Reproduce the material below, replacing each occurrence of "legend-marker" with "legend-swatch" and leaving everything else unchanged.

++++++++++++++++++++

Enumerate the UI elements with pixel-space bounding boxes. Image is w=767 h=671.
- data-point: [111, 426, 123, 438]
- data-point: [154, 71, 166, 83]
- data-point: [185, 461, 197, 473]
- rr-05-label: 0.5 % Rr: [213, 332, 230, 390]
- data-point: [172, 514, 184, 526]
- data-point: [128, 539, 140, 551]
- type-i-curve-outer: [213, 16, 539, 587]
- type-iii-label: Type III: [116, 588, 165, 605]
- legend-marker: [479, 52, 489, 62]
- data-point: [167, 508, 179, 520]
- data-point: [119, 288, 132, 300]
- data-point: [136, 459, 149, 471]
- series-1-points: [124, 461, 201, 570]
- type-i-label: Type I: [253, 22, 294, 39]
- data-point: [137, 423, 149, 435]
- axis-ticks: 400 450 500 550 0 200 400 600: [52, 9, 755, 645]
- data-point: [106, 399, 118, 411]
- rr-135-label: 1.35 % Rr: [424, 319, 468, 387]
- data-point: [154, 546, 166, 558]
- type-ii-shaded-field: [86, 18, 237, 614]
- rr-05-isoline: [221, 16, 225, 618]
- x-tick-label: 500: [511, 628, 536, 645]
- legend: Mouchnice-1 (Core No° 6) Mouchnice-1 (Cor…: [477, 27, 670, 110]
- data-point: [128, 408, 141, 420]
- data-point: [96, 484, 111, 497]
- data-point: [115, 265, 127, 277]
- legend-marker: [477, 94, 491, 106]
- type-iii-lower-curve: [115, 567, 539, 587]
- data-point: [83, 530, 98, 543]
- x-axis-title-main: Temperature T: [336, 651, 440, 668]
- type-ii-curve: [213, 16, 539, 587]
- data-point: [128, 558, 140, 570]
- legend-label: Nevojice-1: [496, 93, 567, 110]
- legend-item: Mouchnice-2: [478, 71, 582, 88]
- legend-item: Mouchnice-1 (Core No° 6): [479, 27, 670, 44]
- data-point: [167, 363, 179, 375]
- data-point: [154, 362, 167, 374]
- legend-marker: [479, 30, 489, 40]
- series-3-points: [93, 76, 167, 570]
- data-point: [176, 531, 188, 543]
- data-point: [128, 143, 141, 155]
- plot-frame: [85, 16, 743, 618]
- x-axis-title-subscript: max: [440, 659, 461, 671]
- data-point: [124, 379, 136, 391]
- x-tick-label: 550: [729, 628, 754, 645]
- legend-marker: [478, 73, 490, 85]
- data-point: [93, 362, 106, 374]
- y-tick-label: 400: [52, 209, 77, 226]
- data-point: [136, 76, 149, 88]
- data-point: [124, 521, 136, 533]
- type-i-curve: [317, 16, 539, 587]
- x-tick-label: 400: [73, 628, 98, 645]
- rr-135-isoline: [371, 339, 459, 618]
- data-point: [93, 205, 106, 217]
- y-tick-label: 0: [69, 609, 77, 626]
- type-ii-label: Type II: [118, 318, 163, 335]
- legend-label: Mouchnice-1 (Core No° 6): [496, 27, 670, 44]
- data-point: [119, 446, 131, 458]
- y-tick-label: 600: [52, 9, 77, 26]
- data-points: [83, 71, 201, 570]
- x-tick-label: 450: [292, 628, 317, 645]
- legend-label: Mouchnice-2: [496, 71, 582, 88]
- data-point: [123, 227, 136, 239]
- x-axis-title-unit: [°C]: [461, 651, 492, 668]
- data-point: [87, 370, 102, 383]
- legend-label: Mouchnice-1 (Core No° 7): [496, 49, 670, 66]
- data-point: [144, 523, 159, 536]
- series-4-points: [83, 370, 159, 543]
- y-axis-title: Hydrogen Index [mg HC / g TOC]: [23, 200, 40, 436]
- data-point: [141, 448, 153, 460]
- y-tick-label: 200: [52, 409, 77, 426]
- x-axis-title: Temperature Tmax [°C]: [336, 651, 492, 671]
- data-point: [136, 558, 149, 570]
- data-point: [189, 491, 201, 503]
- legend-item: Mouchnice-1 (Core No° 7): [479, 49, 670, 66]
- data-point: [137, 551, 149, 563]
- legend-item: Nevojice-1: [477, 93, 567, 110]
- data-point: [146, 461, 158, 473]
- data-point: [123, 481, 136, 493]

++++++++++++++++++++

> _FULL RESPONSE_:
Enumerate the UI elements with pixel-space bounding boxes. Image is w=767 h=671.
- data-point: [111, 426, 123, 438]
- data-point: [154, 71, 166, 83]
- data-point: [185, 461, 197, 473]
- rr-05-label: 0.5 % Rr: [213, 332, 230, 390]
- data-point: [172, 514, 184, 526]
- data-point: [128, 539, 140, 551]
- type-i-curve-outer: [213, 16, 539, 587]
- type-iii-label: Type III: [116, 588, 165, 605]
- legend-swatch: [479, 52, 489, 62]
- data-point: [167, 508, 179, 520]
- data-point: [119, 288, 132, 300]
- data-point: [136, 459, 149, 471]
- series-1-points: [124, 461, 201, 570]
- type-i-label: Type I: [253, 22, 294, 39]
- data-point: [137, 423, 149, 435]
- axis-ticks: 400 450 500 550 0 200 400 600: [52, 9, 755, 645]
- data-point: [106, 399, 118, 411]
- rr-135-label: 1.35 % Rr: [424, 319, 468, 387]
- data-point: [154, 546, 166, 558]
- type-ii-shaded-field: [86, 18, 237, 614]
- rr-05-isoline: [221, 16, 225, 618]
- x-tick-label: 500: [511, 628, 536, 645]
- legend: Mouchnice-1 (Core No° 6) Mouchnice-1 (Cor…: [477, 27, 670, 110]
- data-point: [128, 408, 141, 420]
- data-point: [96, 484, 111, 497]
- data-point: [115, 265, 127, 277]
- legend-swatch: [477, 94, 491, 106]
- type-iii-lower-curve: [115, 567, 539, 587]
- data-point: [83, 530, 98, 543]
- x-axis-title-main: Temperature T: [336, 651, 440, 668]
- type-ii-curve: [213, 16, 539, 587]
- data-point: [128, 558, 140, 570]
- legend-label: Nevojice-1: [496, 93, 567, 110]
- legend-item: Mouchnice-2: [478, 71, 582, 88]
- legend-item: Mouchnice-1 (Core No° 6): [479, 27, 670, 44]
- data-point: [167, 363, 179, 375]
- data-point: [154, 362, 167, 374]
- legend-swatch: [479, 30, 489, 40]
- series-3-points: [93, 76, 167, 570]
- data-point: [176, 531, 188, 543]
- data-point: [128, 143, 141, 155]
- plot-frame: [85, 16, 743, 618]
- x-axis-title-subscript: max: [440, 659, 461, 671]
- data-point: [124, 379, 136, 391]
- x-tick-label: 550: [729, 628, 754, 645]
- legend-swatch: [478, 73, 490, 85]
- data-point: [93, 362, 106, 374]
- y-tick-label: 400: [52, 209, 77, 226]
- data-point: [136, 76, 149, 88]
- data-point: [124, 521, 136, 533]
- type-i-curve: [317, 16, 539, 587]
- x-tick-label: 400: [73, 628, 98, 645]
- rr-135-isoline: [371, 339, 459, 618]
- data-point: [93, 205, 106, 217]
- y-tick-label: 0: [69, 609, 77, 626]
- type-ii-label: Type II: [118, 318, 163, 335]
- legend-label: Mouchnice-1 (Core No° 6): [496, 27, 670, 44]
- data-point: [119, 446, 131, 458]
- y-tick-label: 600: [52, 9, 77, 26]
- data-points: [83, 71, 201, 570]
- x-tick-label: 450: [292, 628, 317, 645]
- legend-label: Mouchnice-2: [496, 71, 582, 88]
- data-point: [123, 227, 136, 239]
- x-axis-title-unit: [°C]: [461, 651, 492, 668]
- data-point: [87, 370, 102, 383]
- legend-label: Mouchnice-1 (Core No° 7): [496, 49, 670, 66]
- data-point: [144, 523, 159, 536]
- series-4-points: [83, 370, 159, 543]
- y-axis-title: Hydrogen Index [mg HC / g TOC]: [23, 200, 40, 436]
- data-point: [141, 448, 153, 460]
- y-tick-label: 200: [52, 409, 77, 426]
- x-axis-title: Temperature Tmax [°C]: [336, 651, 492, 671]
- data-point: [136, 558, 149, 570]
- data-point: [189, 491, 201, 503]
- legend-item: Mouchnice-1 (Core No° 7): [479, 49, 670, 66]
- data-point: [137, 551, 149, 563]
- legend-item: Nevojice-1: [477, 93, 567, 110]
- data-point: [146, 461, 158, 473]
- data-point: [123, 481, 136, 493]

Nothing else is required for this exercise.